*DESCRIPTION OF THE TASK:*
For every line in the records that has the word "enhancing", make a copy.

_ _ _ _

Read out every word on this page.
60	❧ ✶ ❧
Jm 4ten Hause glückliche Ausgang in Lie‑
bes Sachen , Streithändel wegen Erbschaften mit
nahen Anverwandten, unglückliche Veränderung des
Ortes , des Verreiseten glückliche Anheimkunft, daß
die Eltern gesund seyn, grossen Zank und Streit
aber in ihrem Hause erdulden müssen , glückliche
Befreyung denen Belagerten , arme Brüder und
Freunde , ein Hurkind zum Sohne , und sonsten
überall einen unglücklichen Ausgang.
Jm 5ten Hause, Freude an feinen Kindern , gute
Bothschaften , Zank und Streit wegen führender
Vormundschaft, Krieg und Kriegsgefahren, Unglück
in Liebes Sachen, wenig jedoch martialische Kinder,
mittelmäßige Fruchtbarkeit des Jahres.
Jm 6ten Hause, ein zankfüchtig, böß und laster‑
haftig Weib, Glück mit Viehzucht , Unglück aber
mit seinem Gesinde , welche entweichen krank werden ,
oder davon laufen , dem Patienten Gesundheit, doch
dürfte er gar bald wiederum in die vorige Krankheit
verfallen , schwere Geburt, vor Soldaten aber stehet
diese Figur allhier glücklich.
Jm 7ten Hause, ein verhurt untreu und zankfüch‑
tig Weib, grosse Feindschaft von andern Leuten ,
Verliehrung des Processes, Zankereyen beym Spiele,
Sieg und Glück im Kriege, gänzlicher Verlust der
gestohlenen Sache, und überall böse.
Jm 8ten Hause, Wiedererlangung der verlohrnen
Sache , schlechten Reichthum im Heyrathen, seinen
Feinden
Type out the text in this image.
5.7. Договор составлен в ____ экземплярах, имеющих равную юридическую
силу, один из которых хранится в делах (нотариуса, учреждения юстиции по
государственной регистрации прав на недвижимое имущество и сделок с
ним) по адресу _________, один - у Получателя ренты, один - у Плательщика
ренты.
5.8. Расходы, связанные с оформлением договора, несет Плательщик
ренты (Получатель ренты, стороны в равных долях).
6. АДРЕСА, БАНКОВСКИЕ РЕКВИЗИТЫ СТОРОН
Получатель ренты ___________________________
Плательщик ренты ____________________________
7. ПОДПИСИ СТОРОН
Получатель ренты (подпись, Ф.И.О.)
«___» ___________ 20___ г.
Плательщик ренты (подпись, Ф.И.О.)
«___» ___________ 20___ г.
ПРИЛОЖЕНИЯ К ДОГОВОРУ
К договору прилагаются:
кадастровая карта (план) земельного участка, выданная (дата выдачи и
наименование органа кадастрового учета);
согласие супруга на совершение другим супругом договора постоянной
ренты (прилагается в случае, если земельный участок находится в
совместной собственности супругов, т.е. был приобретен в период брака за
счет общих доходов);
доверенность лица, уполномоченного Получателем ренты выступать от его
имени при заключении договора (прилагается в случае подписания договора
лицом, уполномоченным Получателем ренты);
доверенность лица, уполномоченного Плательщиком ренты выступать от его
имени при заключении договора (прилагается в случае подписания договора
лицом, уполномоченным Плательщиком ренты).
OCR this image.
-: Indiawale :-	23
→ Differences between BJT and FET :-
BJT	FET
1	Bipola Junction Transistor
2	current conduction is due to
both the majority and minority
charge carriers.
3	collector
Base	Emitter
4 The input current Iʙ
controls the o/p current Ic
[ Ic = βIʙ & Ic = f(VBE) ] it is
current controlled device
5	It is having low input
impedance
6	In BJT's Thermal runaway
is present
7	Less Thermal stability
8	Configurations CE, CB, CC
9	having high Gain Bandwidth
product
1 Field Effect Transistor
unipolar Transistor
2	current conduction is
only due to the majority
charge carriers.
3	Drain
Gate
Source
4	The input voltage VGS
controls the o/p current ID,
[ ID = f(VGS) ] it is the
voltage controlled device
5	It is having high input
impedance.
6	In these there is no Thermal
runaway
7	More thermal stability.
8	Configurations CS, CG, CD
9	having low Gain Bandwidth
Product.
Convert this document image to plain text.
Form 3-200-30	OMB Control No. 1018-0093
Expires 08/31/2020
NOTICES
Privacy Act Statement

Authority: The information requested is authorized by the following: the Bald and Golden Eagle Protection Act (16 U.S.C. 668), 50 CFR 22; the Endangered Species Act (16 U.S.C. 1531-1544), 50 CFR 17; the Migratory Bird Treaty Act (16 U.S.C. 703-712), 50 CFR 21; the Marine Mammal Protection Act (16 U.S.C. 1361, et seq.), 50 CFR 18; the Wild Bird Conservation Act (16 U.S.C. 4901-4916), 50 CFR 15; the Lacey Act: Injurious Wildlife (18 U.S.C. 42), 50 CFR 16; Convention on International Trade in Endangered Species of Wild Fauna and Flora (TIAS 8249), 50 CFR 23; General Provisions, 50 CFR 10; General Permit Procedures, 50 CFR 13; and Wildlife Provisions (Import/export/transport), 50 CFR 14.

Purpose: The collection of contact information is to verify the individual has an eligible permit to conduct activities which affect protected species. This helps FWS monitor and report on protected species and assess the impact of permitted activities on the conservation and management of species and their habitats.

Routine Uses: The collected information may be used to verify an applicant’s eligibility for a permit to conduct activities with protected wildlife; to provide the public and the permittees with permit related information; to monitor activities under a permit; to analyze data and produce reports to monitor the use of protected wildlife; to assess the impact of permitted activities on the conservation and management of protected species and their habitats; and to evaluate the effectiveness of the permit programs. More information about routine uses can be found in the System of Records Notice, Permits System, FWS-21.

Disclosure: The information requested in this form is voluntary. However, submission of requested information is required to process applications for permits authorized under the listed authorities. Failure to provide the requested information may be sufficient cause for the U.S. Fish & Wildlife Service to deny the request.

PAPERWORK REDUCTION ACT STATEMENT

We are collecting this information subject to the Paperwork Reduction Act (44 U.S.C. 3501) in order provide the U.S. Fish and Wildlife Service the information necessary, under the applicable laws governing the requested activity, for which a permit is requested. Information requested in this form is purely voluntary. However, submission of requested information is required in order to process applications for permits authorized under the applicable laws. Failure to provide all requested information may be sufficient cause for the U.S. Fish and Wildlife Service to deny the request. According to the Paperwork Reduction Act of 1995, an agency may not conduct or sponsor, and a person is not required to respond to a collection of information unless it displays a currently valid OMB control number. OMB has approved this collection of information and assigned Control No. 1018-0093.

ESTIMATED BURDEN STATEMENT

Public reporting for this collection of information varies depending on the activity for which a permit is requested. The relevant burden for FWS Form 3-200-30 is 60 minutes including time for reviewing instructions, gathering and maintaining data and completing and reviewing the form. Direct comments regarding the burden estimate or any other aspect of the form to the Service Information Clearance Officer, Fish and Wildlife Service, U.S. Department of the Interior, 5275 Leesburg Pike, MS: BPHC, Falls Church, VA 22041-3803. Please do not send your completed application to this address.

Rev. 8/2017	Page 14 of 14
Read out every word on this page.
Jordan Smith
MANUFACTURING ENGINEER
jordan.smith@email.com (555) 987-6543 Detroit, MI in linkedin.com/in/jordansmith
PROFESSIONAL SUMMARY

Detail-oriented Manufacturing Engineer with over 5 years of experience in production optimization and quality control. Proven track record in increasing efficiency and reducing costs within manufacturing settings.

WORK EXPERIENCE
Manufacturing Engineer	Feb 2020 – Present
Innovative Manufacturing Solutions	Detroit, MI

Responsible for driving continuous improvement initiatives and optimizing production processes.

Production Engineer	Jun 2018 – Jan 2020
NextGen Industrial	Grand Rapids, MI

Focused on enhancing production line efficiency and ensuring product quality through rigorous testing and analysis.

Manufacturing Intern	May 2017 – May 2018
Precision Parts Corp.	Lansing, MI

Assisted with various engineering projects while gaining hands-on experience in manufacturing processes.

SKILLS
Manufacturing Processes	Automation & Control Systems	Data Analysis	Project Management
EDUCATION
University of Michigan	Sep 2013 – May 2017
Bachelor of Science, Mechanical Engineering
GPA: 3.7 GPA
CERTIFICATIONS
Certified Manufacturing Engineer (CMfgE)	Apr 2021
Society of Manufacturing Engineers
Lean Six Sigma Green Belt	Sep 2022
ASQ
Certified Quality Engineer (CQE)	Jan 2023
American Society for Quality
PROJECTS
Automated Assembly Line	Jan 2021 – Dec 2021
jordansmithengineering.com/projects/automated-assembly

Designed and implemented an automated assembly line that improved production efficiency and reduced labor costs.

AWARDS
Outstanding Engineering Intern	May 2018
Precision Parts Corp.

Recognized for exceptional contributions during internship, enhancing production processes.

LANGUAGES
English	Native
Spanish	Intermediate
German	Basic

_ _ _ _

*ANSWER IN FULL:*
Focused on enhancing production line efficiency and ensuring product quality through rigorous testing and analysis.
Recognized for exceptional contributions during internship, enhancing production processes.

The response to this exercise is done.